▸ **Input material**
◆ ◆ ◆

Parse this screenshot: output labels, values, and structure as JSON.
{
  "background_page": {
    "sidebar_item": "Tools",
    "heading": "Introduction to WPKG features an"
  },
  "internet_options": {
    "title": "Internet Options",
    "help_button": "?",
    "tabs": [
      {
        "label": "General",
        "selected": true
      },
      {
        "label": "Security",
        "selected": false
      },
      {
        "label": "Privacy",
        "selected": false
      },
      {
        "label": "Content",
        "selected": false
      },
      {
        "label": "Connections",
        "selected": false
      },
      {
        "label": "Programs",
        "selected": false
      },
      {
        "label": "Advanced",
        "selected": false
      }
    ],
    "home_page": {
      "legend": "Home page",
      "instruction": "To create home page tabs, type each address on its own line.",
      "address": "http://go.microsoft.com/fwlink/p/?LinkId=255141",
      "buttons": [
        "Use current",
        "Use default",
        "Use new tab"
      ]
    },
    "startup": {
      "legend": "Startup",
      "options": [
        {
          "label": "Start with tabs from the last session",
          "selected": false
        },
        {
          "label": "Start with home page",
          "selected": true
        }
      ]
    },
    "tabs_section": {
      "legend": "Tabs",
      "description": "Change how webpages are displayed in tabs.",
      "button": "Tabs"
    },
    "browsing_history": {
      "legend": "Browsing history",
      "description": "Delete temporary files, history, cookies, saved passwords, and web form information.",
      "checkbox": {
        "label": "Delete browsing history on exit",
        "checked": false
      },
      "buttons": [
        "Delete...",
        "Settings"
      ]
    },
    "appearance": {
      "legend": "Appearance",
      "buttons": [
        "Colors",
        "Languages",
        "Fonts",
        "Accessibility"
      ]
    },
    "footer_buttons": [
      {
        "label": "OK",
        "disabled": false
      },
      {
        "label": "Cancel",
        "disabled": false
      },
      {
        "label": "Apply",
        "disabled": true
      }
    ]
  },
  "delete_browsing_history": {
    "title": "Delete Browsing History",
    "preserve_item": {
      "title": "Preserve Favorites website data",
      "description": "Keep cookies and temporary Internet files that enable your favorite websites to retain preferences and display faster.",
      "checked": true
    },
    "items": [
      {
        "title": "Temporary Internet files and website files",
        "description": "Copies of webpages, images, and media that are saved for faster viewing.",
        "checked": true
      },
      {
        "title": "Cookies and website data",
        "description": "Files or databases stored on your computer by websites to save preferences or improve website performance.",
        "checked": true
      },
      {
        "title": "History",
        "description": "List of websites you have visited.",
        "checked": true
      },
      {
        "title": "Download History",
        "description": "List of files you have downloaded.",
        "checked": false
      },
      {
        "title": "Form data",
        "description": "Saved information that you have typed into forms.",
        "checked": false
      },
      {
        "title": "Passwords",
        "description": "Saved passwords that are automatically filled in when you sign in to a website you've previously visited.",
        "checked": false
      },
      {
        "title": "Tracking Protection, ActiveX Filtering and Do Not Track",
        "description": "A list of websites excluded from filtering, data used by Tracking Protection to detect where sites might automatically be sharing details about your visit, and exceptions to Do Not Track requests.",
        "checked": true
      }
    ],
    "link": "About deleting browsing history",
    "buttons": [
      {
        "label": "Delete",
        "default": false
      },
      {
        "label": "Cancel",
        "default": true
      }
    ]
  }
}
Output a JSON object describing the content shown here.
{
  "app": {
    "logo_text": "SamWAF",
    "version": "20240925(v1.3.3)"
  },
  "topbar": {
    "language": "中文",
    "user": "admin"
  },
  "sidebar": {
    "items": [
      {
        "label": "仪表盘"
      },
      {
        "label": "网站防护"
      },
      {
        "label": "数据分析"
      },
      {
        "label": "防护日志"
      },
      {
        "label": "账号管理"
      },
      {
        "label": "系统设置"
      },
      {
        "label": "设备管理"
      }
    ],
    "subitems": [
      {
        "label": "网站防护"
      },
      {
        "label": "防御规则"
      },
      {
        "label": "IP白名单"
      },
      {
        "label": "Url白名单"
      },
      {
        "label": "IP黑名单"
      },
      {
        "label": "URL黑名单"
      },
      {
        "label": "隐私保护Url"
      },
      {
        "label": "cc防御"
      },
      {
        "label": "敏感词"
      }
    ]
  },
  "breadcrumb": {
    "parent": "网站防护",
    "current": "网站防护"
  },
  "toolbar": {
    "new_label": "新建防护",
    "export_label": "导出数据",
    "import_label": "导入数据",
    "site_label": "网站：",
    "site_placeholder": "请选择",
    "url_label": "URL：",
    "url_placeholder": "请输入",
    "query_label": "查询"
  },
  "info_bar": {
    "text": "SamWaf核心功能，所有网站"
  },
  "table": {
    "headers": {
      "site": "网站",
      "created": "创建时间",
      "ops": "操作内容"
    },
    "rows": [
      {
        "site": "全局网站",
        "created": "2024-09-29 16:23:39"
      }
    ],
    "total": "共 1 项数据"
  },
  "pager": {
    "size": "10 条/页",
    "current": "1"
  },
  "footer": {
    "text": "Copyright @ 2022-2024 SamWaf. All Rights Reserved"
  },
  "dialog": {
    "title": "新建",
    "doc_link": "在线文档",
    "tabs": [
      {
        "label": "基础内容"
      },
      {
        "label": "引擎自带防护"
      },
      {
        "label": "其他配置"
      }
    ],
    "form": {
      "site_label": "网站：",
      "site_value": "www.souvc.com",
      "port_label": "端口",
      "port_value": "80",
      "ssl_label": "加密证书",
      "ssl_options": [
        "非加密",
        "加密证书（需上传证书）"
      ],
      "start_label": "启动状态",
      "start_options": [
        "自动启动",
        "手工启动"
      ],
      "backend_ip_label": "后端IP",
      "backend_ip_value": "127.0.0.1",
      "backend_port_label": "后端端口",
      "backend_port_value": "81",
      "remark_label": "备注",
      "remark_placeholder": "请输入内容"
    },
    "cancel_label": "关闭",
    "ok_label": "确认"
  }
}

◆ ◆ ◆

Please set down each line of the records exactly as given.

Parse this screenshot: output labels, values, and structure as JSON.
{
  "background_page": {
    "sidebar_item": "Tools",
    "heading": "Introduction to WPKG features an"
  },
  "internet_options": {
    "title": "Internet Options",
    "help_button": "?",
    "tabs": [
      {
        "label": "General",
        "selected": true
      },
      {
        "label": "Security",
        "selected": false
      },
      {
        "label": "Privacy",
        "selected": false
      },
      {
        "label": "Content",
        "selected": false
      },
      {
        "label": "Connections",
        "selected": false
      },
      {
        "label": "Programs",
        "selected": false
      },
      {
        "label": "Advanced",
        "selected": false
      }
    ],
    "home_page": {
      "legend": "Home page",
      "instruction": "To create home page tabs, type each address on its own line.",
      "address": "http://go.microsoft.com/fwlink/p/?LinkId=255141",
      "buttons": [
        "Use current",
        "Use default",
        "Use new tab"
      ]
    },
    "startup": {
      "legend": "Startup",
      "options": [
        {
          "label": "Start with tabs from the last session",
          "selected": false
        },
        {
          "label": "Start with home page",
          "selected": true
        }
      ]
    },
    "tabs_section": {
      "legend": "Tabs",
      "description": "Change how webpages are displayed in tabs.",
      "button": "Tabs"
    },
    "browsing_history": {
      "legend": "Browsing history",
      "description": "Delete temporary files, history, cookies, saved passwords, and web form information.",
      "checkbox": {
        "label": "Delete browsing history on exit",
        "checked": false
      },
      "buttons": [
        "Delete...",
        "Settings"
      ]
    },
    "appearance": {
      "legend": "Appearance",
      "buttons": [
        "Colors",
        "Languages",
        "Fonts",
        "Accessibility"
      ]
    },
    "footer_buttons": [
      {
        "label": "OK",
        "disabled": false
      },
      {
        "label": "Cancel",
        "disabled": false
      },
      {
        "label": "Apply",
        "disabled": true
      }
    ]
  },
  "delete_browsing_history": {
    "title": "Delete Browsing History",
    "preserve_item": {
      "title": "Preserve Favorites website data",
      "description": "Keep cookies and temporary Internet files that enable your favorite websites to retain preferences and display faster.",
      "checked": true
    },
    "items": [
      {
        "title": "Temporary Internet files and website files",
        "description": "Copies of webpages, images, and media that are saved for faster viewing.",
        "checked": true
      },
      {
        "title": "Cookies and website data",
        "description": "Files or databases stored on your computer by websites to save preferences or improve website performance.",
        "checked": true
      },
      {
        "title": "History",
        "description": "List of websites you have visited.",
        "checked": true
      },
      {
        "title": "Download History",
        "description": "List of files you have downloaded.",
        "checked": false
      },
      {
        "title": "Form data",
        "description": "Saved information that you have typed into forms.",
        "checked": false
      },
      {
        "title": "Passwords",
        "description": "Saved passwords that are automatically filled in when you sign in to a website you've previously visited.",
        "checked": false
      },
      {
        "title": "Tracking Protection, ActiveX Filtering and Do Not Track",
        "description": "A list of websites excluded from filtering, data used by Tracking Protection to detect where sites might automatically be sharing details about your visit, and exceptions to Do Not Track requests.",
        "checked": true
      }
    ],
    "link": "About deleting browsing history",
    "buttons": [
      {
        "label": "Delete",
        "default": false
      },
      {
        "label": "Cancel",
        "default": true
      }
    ]
  }
}
Output a JSON object describing the content shown here.
{
  "app": {
    "logo_text": "SamWAF",
    "version": "20240925(v1.3.3)"
  },
  "topbar": {
    "language": "中文",
    "user": "admin"
  },
  "sidebar": {
    "items": [
      {
        "label": "仪表盘"
      },
      {
        "label": "网站防护"
      },
      {
        "label": "数据分析"
      },
      {
        "label": "防护日志"
      },
      {
        "label": "账号管理"
      },
      {
        "label": "系统设置"
      },
      {
        "label": "设备管理"
      }
    ],
    "subitems": [
      {
        "label": "网站防护"
      },
      {
        "label": "防御规则"
      },
      {
        "label": "IP白名单"
      },
      {
        "label": "Url白名单"
      },
      {
        "label": "IP黑名单"
      },
      {
        "label": "URL黑名单"
      },
      {
        "label": "隐私保护Url"
      },
      {
        "label": "cc防御"
      },
      {
        "label": "敏感词"
      }
    ]
  },
  "breadcrumb": {
    "parent": "网站防护",
    "current": "网站防护"
  },
  "toolbar": {
    "new_label": "新建防护",
    "export_label": "导出数据",
    "import_label": "导入数据",
    "site_label": "网站：",
    "site_placeholder": "请选择",
    "url_label": "URL：",
    "url_placeholder": "请输入",
    "query_label": "查询"
  },
  "info_bar": {
    "text": "SamWaf核心功能，所有网站"
  },
  "table": {
    "headers": {
      "site": "网站",
      "created": "创建时间",
      "ops": "操作内容"
    },
    "rows": [
      {
        "site": "全局网站",
        "created": "2024-09-29 16:23:39"
      }
    ],
    "total": "共 1 项数据"
  },
  "pager": {
    "size": "10 条/页",
    "current": "1"
  },
  "footer": {
    "text": "Copyright @ 2022-2024 SamWaf. All Rights Reserved"
  },
  "dialog": {
    "title": "新建",
    "doc_link": "在线文档",
    "tabs": [
      {
        "label": "基础内容"
      },
      {
        "label": "引擎自带防护"
      },
      {
        "label": "其他配置"
      }
    ],
    "form": {
      "site_label": "网站：",
      "site_value": "www.souvc.com",
      "port_label": "端口",
      "port_value": "80",
      "ssl_label": "加密证书",
      "ssl_options": [
        "非加密",
        "加密证书（需上传证书）"
      ],
      "start_label": "启动状态",
      "start_options": [
        "自动启动",
        "手工启动"
      ],
      "backend_ip_label": "后端IP",
      "backend_ip_value": "127.0.0.1",
      "backend_port_label": "后端端口",
      "backend_port_value": "81",
      "remark_label": "备注",
      "remark_placeholder": "请输入内容"
    },
    "cancel_label": "关闭",
    "ok_label": "确认"
  }
}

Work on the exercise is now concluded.